* **Dataset records**:
──────────────────────────────
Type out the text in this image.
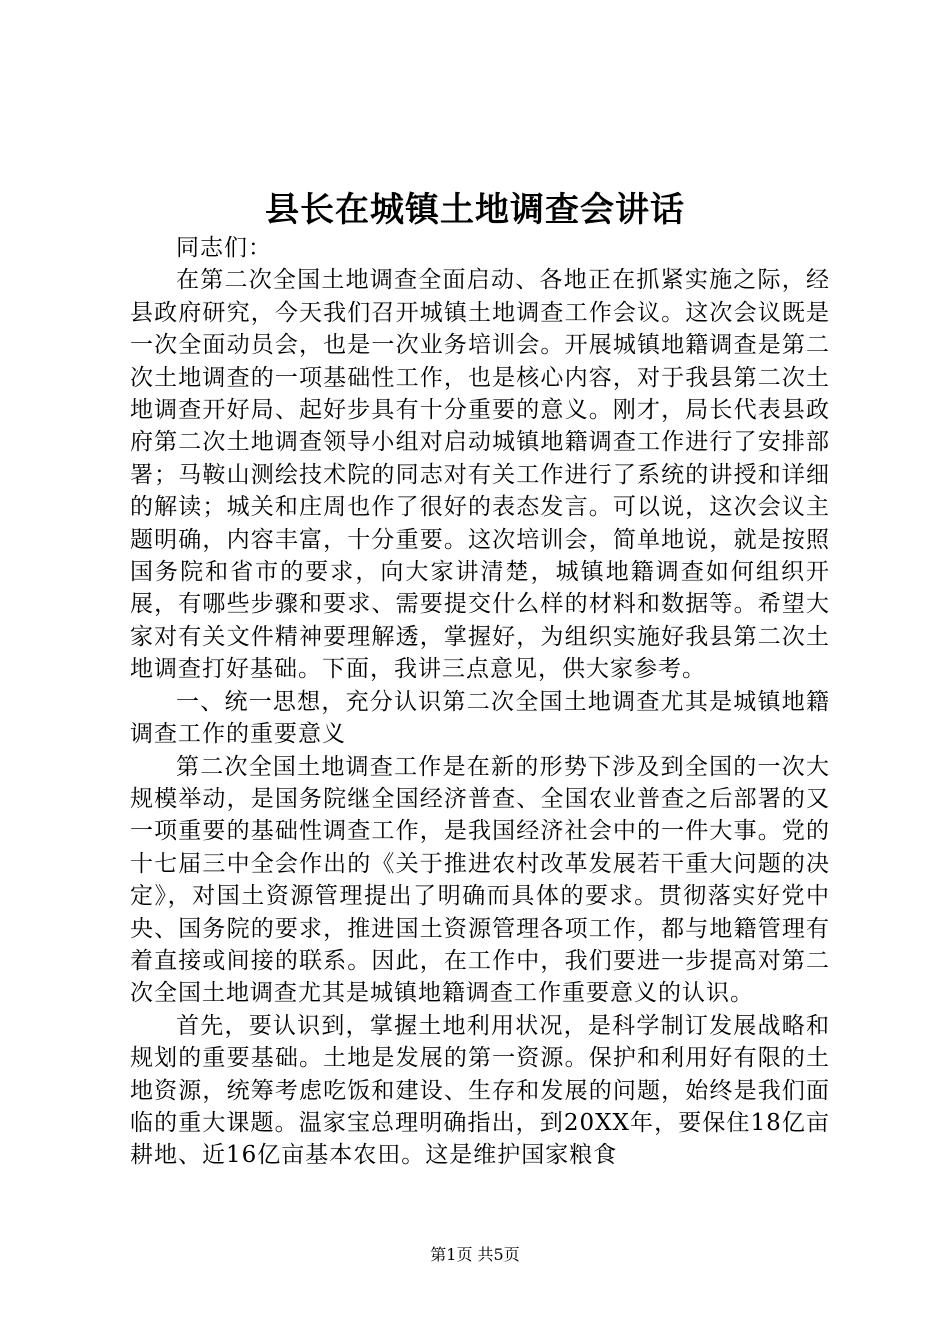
县长在城镇土地调查会讲话

同志们：

在第二次全国土地调查全面启动、各地正在抓紧实施之际，经县政府研究，今天我们召开城镇土地调查工作会议。这次会议既是一次全面动员会，也是一次业务培训会。开展城镇地籍调查是第二次土地调查的一项基础性工作，也是核心内容，对于我县第二次土地调查开好局、起好步具有十分重要的意义。刚才，局长代表县政府第二次土地调查领导小组对启动城镇地籍调查工作进行了安排部署；马鞍山测绘技术院的同志对有关工作进行了系统的讲授和详细的解读；城关和庄周也作了很好的表态发言。可以说，这次会议主题明确，内容丰富，十分重要。这次培训会，简单地说，就是按照国务院和省市的要求，向大家讲清楚，城镇地籍调查如何组织开展，有哪些步骤和要求、需要提交什么样的材料和数据等。希望大家对有关文件精神要理解透，掌握好，为组织实施好我县第二次土地调查打好基础。下面，我讲三点意见，供大家参考。

一、统一思想，充分认识第二次全国土地调查尤其是城镇地籍调查工作的重要意义

第二次全国土地调查工作是在新的形势下涉及到全国的一次大规模举动，是国务院继全国经济普查、全国农业普查之后部署的又一项重要的基础性调查工作，是我国经济社会中的一件大事。党的十七届三中全会作出的《关于推进农村改革发展若干重大问题的决定》，对国土资源管理提出了明确而具体的要求。贯彻落实好党中央、国务院的要求，推进国土资源管理各项工作，都与地籍管理有着直接或间接的联系。因此，在工作中，我们要进一步提高对第二次全国土地调查尤其是城镇地籍调查工作重要意义的认识。

首先，要认识到，掌握土地利用状况，是科学制订发展战略和规划的重要基础。土地是发展的第一资源。保护和利用好有限的土地资源，统筹考虑吃饭和建设、生存和发展的问题，始终是我们面临的重大课题。温家宝总理明确指出，到20XX年，要保住18亿亩耕地、近16亿亩基本农田。这是维护国家粮食

第1页 共5页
──────────────────────────────
* **Written exercise**:
Copy everything in the records above except the pictures, exactly as written.

* **Finished task**:
Type out the text in this image.
县长在城镇土地调查会讲话

同志们：

在第二次全国土地调查全面启动、各地正在抓紧实施之际，经县政府研究，今天我们召开城镇土地调查工作会议。这次会议既是一次全面动员会，也是一次业务培训会。开展城镇地籍调查是第二次土地调查的一项基础性工作，也是核心内容，对于我县第二次土地调查开好局、起好步具有十分重要的意义。刚才，局长代表县政府第二次土地调查领导小组对启动城镇地籍调查工作进行了安排部署；马鞍山测绘技术院的同志对有关工作进行了系统的讲授和详细的解读；城关和庄周也作了很好的表态发言。可以说，这次会议主题明确，内容丰富，十分重要。这次培训会，简单地说，就是按照国务院和省市的要求，向大家讲清楚，城镇地籍调查如何组织开展，有哪些步骤和要求、需要提交什么样的材料和数据等。希望大家对有关文件精神要理解透，掌握好，为组织实施好我县第二次土地调查打好基础。下面，我讲三点意见，供大家参考。

一、统一思想，充分认识第二次全国土地调查尤其是城镇地籍调查工作的重要意义

第二次全国土地调查工作是在新的形势下涉及到全国的一次大规模举动，是国务院继全国经济普查、全国农业普查之后部署的又一项重要的基础性调查工作，是我国经济社会中的一件大事。党的十七届三中全会作出的《关于推进农村改革发展若干重大问题的决定》，对国土资源管理提出了明确而具体的要求。贯彻落实好党中央、国务院的要求，推进国土资源管理各项工作，都与地籍管理有着直接或间接的联系。因此，在工作中，我们要进一步提高对第二次全国土地调查尤其是城镇地籍调查工作重要意义的认识。

首先，要认识到，掌握土地利用状况，是科学制订发展战略和规划的重要基础。土地是发展的第一资源。保护和利用好有限的土地资源，统筹考虑吃饭和建设、生存和发展的问题，始终是我们面临的重大课题。温家宝总理明确指出，到20XX年，要保住18亿亩耕地、近16亿亩基本农田。这是维护国家粮食

第1页 共5页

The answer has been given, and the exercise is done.